Stored records:

** start **

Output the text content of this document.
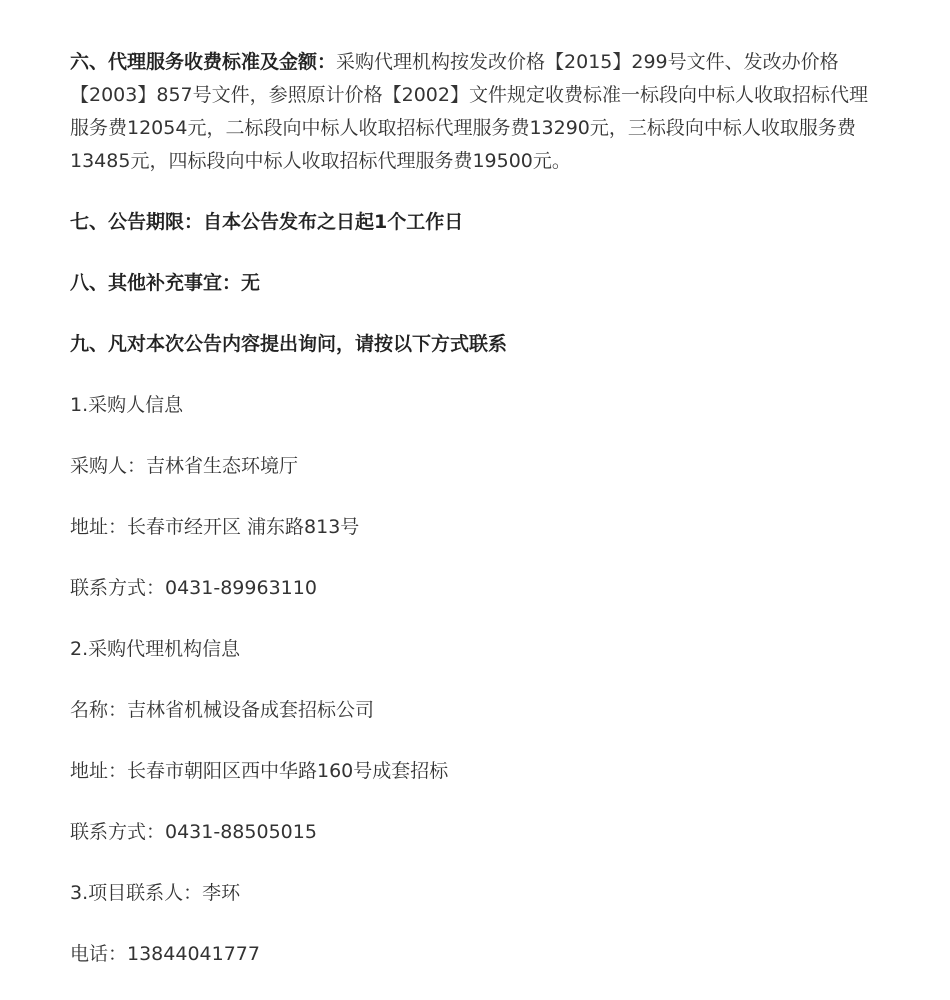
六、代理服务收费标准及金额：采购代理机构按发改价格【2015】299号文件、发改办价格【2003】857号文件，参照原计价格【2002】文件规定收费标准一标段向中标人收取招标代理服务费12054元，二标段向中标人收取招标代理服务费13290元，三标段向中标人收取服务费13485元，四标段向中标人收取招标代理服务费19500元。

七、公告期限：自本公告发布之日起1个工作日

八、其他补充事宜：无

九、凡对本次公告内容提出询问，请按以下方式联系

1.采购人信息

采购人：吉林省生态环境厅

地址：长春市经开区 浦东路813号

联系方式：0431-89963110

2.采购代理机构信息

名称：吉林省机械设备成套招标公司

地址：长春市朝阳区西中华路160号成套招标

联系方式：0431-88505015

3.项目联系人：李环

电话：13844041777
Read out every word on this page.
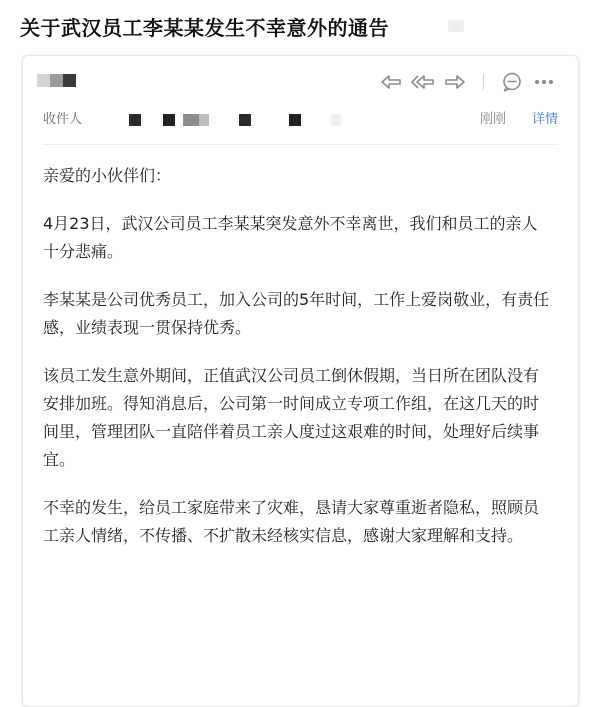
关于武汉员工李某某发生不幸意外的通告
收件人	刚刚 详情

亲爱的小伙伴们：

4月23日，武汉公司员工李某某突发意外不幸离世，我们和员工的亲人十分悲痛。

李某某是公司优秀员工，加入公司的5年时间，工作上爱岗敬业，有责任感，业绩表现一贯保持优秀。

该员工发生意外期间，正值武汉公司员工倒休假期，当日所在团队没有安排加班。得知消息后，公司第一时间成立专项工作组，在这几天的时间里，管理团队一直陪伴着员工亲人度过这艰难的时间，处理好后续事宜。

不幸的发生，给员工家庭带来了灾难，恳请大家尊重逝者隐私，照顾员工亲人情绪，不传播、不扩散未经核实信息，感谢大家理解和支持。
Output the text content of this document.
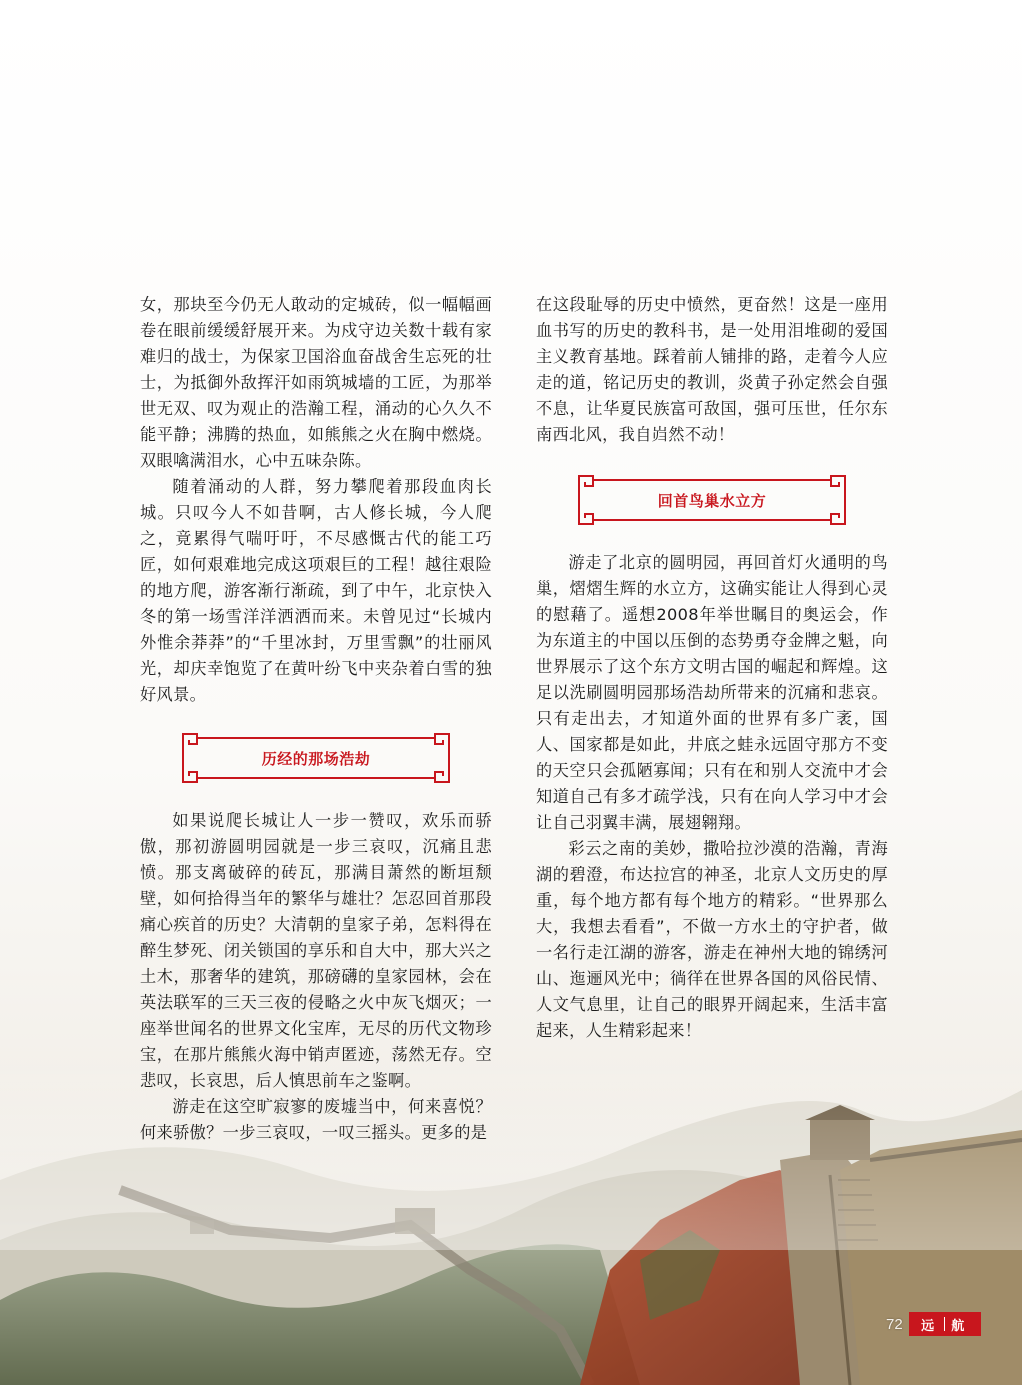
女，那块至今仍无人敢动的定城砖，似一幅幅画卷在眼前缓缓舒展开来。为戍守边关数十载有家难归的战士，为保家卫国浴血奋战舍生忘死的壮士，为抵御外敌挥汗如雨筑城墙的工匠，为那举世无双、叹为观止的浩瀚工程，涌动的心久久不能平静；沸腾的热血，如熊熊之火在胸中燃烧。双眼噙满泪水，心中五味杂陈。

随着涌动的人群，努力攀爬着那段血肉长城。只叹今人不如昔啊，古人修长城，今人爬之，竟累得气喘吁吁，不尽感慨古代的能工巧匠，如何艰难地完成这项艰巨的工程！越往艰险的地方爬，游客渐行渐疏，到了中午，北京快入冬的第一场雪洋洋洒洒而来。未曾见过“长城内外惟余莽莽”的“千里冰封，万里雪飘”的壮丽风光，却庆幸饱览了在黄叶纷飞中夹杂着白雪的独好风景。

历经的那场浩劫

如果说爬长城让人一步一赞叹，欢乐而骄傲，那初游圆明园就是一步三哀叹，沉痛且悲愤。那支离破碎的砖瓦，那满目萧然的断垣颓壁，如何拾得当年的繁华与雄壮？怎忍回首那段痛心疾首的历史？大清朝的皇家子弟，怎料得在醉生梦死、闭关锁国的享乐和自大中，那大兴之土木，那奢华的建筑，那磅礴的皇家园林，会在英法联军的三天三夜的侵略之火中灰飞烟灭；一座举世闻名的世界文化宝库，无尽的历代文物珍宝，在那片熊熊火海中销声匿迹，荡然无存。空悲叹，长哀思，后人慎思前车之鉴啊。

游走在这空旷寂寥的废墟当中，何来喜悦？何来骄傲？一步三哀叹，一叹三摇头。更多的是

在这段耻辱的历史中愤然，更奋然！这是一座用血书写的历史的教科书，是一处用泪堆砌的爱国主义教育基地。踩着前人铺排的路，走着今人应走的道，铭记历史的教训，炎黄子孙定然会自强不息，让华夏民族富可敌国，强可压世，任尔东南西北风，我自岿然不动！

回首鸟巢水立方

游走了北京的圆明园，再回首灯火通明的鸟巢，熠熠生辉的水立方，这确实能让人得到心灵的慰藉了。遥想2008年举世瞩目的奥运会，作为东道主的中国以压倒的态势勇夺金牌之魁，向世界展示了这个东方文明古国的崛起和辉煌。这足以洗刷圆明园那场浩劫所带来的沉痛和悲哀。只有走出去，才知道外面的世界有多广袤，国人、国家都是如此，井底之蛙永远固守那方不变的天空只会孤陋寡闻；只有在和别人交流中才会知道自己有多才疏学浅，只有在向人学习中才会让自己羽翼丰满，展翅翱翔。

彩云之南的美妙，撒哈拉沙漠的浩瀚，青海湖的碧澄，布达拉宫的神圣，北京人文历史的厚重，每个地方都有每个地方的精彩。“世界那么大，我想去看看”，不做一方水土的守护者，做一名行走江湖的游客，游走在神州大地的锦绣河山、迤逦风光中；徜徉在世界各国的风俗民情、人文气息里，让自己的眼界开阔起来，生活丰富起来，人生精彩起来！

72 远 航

** end **

Output every entry word for word, but omit the pictures.

Output the text content of this document.
六、代理服务收费标准及金额：采购代理机构按发改价格【2015】299号文件、发改办价格【2003】857号文件，参照原计价格【2002】文件规定收费标准一标段向中标人收取招标代理服务费12054元，二标段向中标人收取招标代理服务费13290元，三标段向中标人收取服务费13485元，四标段向中标人收取招标代理服务费19500元。

七、公告期限：自本公告发布之日起1个工作日

八、其他补充事宜：无

九、凡对本次公告内容提出询问，请按以下方式联系

1.采购人信息

采购人：吉林省生态环境厅

地址：长春市经开区 浦东路813号

联系方式：0431-89963110

2.采购代理机构信息

名称：吉林省机械设备成套招标公司

地址：长春市朝阳区西中华路160号成套招标

联系方式：0431-88505015

3.项目联系人：李环

电话：13844041777
Read out every word on this page.
关于武汉员工李某某发生不幸意外的通告
收件人	刚刚 详情

亲爱的小伙伴们：

4月23日，武汉公司员工李某某突发意外不幸离世，我们和员工的亲人十分悲痛。

李某某是公司优秀员工，加入公司的5年时间，工作上爱岗敬业，有责任感，业绩表现一贯保持优秀。

该员工发生意外期间，正值武汉公司员工倒休假期，当日所在团队没有安排加班。得知消息后，公司第一时间成立专项工作组，在这几天的时间里，管理团队一直陪伴着员工亲人度过这艰难的时间，处理好后续事宜。

不幸的发生，给员工家庭带来了灾难，恳请大家尊重逝者隐私，照顾员工亲人情绪，不传播、不扩散未经核实信息，感谢大家理解和支持。
Output the text content of this document.
女，那块至今仍无人敢动的定城砖，似一幅幅画卷在眼前缓缓舒展开来。为戍守边关数十载有家难归的战士，为保家卫国浴血奋战舍生忘死的壮士，为抵御外敌挥汗如雨筑城墙的工匠，为那举世无双、叹为观止的浩瀚工程，涌动的心久久不能平静；沸腾的热血，如熊熊之火在胸中燃烧。双眼噙满泪水，心中五味杂陈。

随着涌动的人群，努力攀爬着那段血肉长城。只叹今人不如昔啊，古人修长城，今人爬之，竟累得气喘吁吁，不尽感慨古代的能工巧匠，如何艰难地完成这项艰巨的工程！越往艰险的地方爬，游客渐行渐疏，到了中午，北京快入冬的第一场雪洋洋洒洒而来。未曾见过“长城内外惟余莽莽”的“千里冰封，万里雪飘”的壮丽风光，却庆幸饱览了在黄叶纷飞中夹杂着白雪的独好风景。

历经的那场浩劫

如果说爬长城让人一步一赞叹，欢乐而骄傲，那初游圆明园就是一步三哀叹，沉痛且悲愤。那支离破碎的砖瓦，那满目萧然的断垣颓壁，如何拾得当年的繁华与雄壮？怎忍回首那段痛心疾首的历史？大清朝的皇家子弟，怎料得在醉生梦死、闭关锁国的享乐和自大中，那大兴之土木，那奢华的建筑，那磅礴的皇家园林，会在英法联军的三天三夜的侵略之火中灰飞烟灭；一座举世闻名的世界文化宝库，无尽的历代文物珍宝，在那片熊熊火海中销声匿迹，荡然无存。空悲叹，长哀思，后人慎思前车之鉴啊。

游走在这空旷寂寥的废墟当中，何来喜悦？何来骄傲？一步三哀叹，一叹三摇头。更多的是

在这段耻辱的历史中愤然，更奋然！这是一座用血书写的历史的教科书，是一处用泪堆砌的爱国主义教育基地。踩着前人铺排的路，走着今人应走的道，铭记历史的教训，炎黄子孙定然会自强不息，让华夏民族富可敌国，强可压世，任尔东南西北风，我自岿然不动！

回首鸟巢水立方

游走了北京的圆明园，再回首灯火通明的鸟巢，熠熠生辉的水立方，这确实能让人得到心灵的慰藉了。遥想2008年举世瞩目的奥运会，作为东道主的中国以压倒的态势勇夺金牌之魁，向世界展示了这个东方文明古国的崛起和辉煌。这足以洗刷圆明园那场浩劫所带来的沉痛和悲哀。只有走出去，才知道外面的世界有多广袤，国人、国家都是如此，井底之蛙永远固守那方不变的天空只会孤陋寡闻；只有在和别人交流中才会知道自己有多才疏学浅，只有在向人学习中才会让自己羽翼丰满，展翅翱翔。

彩云之南的美妙，撒哈拉沙漠的浩瀚，青海湖的碧澄，布达拉宫的神圣，北京人文历史的厚重，每个地方都有每个地方的精彩。“世界那么大，我想去看看”，不做一方水土的守护者，做一名行走江湖的游客，游走在神州大地的锦绣河山、迤逦风光中；徜徉在世界各国的风俗民情、人文气息里，让自己的眼界开阔起来，生活丰富起来，人生精彩起来！

72 远 航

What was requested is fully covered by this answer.